*What is needed*: Without the pictures, return each record as it appears.

*Data shown*:
+ + + +

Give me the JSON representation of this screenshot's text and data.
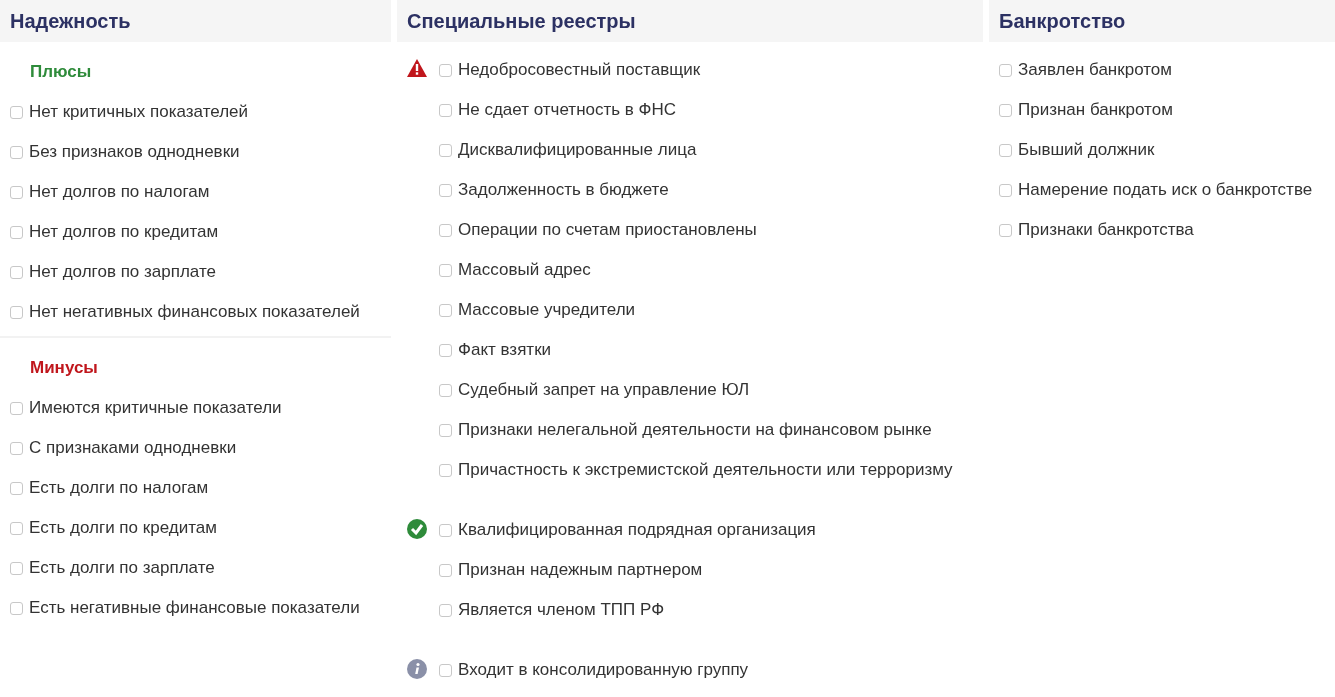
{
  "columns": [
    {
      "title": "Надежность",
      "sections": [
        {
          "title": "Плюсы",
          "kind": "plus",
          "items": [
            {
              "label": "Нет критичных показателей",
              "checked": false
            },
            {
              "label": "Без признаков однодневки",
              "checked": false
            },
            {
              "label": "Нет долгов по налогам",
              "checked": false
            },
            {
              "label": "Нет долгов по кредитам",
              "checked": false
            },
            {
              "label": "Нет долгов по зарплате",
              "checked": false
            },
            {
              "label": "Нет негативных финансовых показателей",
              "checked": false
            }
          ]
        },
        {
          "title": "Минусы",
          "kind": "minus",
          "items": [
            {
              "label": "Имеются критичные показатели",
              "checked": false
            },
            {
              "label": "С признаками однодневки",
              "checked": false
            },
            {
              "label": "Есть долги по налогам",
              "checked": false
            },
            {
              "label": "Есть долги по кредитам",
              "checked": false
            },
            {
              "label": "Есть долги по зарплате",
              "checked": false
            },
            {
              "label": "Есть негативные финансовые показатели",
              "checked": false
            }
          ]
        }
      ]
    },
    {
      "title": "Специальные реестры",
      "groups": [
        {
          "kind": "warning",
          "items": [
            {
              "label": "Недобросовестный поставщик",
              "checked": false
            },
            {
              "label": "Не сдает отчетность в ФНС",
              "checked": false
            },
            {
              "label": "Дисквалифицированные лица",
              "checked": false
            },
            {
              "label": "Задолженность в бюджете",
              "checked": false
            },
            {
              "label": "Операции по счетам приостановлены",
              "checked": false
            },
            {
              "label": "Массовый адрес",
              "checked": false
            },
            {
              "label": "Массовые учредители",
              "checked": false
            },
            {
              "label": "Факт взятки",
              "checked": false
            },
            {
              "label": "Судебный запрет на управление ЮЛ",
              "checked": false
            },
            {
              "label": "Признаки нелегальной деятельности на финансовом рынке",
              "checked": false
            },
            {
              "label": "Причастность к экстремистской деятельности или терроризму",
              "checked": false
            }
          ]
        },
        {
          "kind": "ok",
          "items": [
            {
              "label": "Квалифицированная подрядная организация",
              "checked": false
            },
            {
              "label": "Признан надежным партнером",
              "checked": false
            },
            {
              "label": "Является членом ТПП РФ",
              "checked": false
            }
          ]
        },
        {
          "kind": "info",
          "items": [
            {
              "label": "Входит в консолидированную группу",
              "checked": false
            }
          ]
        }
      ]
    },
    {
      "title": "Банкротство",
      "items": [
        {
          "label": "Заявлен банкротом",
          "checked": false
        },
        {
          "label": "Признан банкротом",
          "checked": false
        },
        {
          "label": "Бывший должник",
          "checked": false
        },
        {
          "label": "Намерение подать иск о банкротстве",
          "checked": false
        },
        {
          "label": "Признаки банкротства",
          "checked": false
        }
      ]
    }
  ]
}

+ + + +

*Correct result*:
Give me the JSON representation of this screenshot's text and data.
{
  "columns": [
    {
      "title": "Надежность",
      "sections": [
        {
          "title": "Плюсы",
          "kind": "plus",
          "items": [
            {
              "label": "Нет критичных показателей",
              "checked": false
            },
            {
              "label": "Без признаков однодневки",
              "checked": false
            },
            {
              "label": "Нет долгов по налогам",
              "checked": false
            },
            {
              "label": "Нет долгов по кредитам",
              "checked": false
            },
            {
              "label": "Нет долгов по зарплате",
              "checked": false
            },
            {
              "label": "Нет негативных финансовых показателей",
              "checked": false
            }
          ]
        },
        {
          "title": "Минусы",
          "kind": "minus",
          "items": [
            {
              "label": "Имеются критичные показатели",
              "checked": false
            },
            {
              "label": "С признаками однодневки",
              "checked": false
            },
            {
              "label": "Есть долги по налогам",
              "checked": false
            },
            {
              "label": "Есть долги по кредитам",
              "checked": false
            },
            {
              "label": "Есть долги по зарплате",
              "checked": false
            },
            {
              "label": "Есть негативные финансовые показатели",
              "checked": false
            }
          ]
        }
      ]
    },
    {
      "title": "Специальные реестры",
      "groups": [
        {
          "kind": "warning",
          "items": [
            {
              "label": "Недобросовестный поставщик",
              "checked": false
            },
            {
              "label": "Не сдает отчетность в ФНС",
              "checked": false
            },
            {
              "label": "Дисквалифицированные лица",
              "checked": false
            },
            {
              "label": "Задолженность в бюджете",
              "checked": false
            },
            {
              "label": "Операции по счетам приостановлены",
              "checked": false
            },
            {
              "label": "Массовый адрес",
              "checked": false
            },
            {
              "label": "Массовые учредители",
              "checked": false
            },
            {
              "label": "Факт взятки",
              "checked": false
            },
            {
              "label": "Судебный запрет на управление ЮЛ",
              "checked": false
            },
            {
              "label": "Признаки нелегальной деятельности на финансовом рынке",
              "checked": false
            },
            {
              "label": "Причастность к экстремистской деятельности или терроризму",
              "checked": false
            }
          ]
        },
        {
          "kind": "ok",
          "items": [
            {
              "label": "Квалифицированная подрядная организация",
              "checked": false
            },
            {
              "label": "Признан надежным партнером",
              "checked": false
            },
            {
              "label": "Является членом ТПП РФ",
              "checked": false
            }
          ]
        },
        {
          "kind": "info",
          "items": [
            {
              "label": "Входит в консолидированную группу",
              "checked": false
            }
          ]
        }
      ]
    },
    {
      "title": "Банкротство",
      "items": [
        {
          "label": "Заявлен банкротом",
          "checked": false
        },
        {
          "label": "Признан банкротом",
          "checked": false
        },
        {
          "label": "Бывший должник",
          "checked": false
        },
        {
          "label": "Намерение подать иск о банкротстве",
          "checked": false
        },
        {
          "label": "Признаки банкротства",
          "checked": false
        }
      ]
    }
  ]
}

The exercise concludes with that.